## GOAL
Copy every line of the material below word for word.
BEGIN RECORDS PROVIDED
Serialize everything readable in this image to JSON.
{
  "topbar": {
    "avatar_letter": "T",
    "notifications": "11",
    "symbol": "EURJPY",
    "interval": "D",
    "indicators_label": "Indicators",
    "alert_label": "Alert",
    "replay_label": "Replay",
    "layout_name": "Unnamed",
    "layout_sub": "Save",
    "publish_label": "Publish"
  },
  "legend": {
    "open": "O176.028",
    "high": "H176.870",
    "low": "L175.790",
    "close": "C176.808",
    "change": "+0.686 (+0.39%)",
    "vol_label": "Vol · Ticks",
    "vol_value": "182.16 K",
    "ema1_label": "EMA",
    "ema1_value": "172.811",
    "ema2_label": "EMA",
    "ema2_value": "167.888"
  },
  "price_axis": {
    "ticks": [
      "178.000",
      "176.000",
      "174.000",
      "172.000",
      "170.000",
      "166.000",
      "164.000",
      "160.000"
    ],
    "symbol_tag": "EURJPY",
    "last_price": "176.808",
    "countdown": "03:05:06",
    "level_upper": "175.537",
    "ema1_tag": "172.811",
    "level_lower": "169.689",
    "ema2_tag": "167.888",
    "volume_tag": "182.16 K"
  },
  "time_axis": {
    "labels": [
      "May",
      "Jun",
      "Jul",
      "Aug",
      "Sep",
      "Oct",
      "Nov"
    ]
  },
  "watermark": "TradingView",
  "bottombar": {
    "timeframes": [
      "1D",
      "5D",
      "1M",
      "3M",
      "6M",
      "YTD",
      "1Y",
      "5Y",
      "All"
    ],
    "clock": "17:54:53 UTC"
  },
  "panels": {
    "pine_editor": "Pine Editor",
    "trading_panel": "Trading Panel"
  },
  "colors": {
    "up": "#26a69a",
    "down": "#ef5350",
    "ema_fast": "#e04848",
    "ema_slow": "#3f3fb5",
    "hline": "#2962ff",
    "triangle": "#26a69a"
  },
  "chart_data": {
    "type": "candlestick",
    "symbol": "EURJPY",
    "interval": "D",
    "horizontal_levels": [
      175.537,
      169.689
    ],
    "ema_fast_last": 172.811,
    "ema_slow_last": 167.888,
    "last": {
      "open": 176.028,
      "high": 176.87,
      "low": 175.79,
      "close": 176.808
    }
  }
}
END RECORDS PROVIDED
## EXERCISE SOLUTION
Serialize everything readable in this image to JSON.
{
  "topbar": {
    "avatar_letter": "T",
    "notifications": "11",
    "symbol": "EURJPY",
    "interval": "D",
    "indicators_label": "Indicators",
    "alert_label": "Alert",
    "replay_label": "Replay",
    "layout_name": "Unnamed",
    "layout_sub": "Save",
    "publish_label": "Publish"
  },
  "legend": {
    "open": "O176.028",
    "high": "H176.870",
    "low": "L175.790",
    "close": "C176.808",
    "change": "+0.686 (+0.39%)",
    "vol_label": "Vol · Ticks",
    "vol_value": "182.16 K",
    "ema1_label": "EMA",
    "ema1_value": "172.811",
    "ema2_label": "EMA",
    "ema2_value": "167.888"
  },
  "price_axis": {
    "ticks": [
      "178.000",
      "176.000",
      "174.000",
      "172.000",
      "170.000",
      "166.000",
      "164.000",
      "160.000"
    ],
    "symbol_tag": "EURJPY",
    "last_price": "176.808",
    "countdown": "03:05:06",
    "level_upper": "175.537",
    "ema1_tag": "172.811",
    "level_lower": "169.689",
    "ema2_tag": "167.888",
    "volume_tag": "182.16 K"
  },
  "time_axis": {
    "labels": [
      "May",
      "Jun",
      "Jul",
      "Aug",
      "Sep",
      "Oct",
      "Nov"
    ]
  },
  "watermark": "TradingView",
  "bottombar": {
    "timeframes": [
      "1D",
      "5D",
      "1M",
      "3M",
      "6M",
      "YTD",
      "1Y",
      "5Y",
      "All"
    ],
    "clock": "17:54:53 UTC"
  },
  "panels": {
    "pine_editor": "Pine Editor",
    "trading_panel": "Trading Panel"
  },
  "colors": {
    "up": "#26a69a",
    "down": "#ef5350",
    "ema_fast": "#e04848",
    "ema_slow": "#3f3fb5",
    "hline": "#2962ff",
    "triangle": "#26a69a"
  },
  "chart_data": {
    "type": "candlestick",
    "symbol": "EURJPY",
    "interval": "D",
    "horizontal_levels": [
      175.537,
      169.689
    ],
    "ema_fast_last": 172.811,
    "ema_slow_last": 167.888,
    "last": {
      "open": 176.028,
      "high": 176.87,
      "low": 175.79,
      "close": 176.808
    }
  }
}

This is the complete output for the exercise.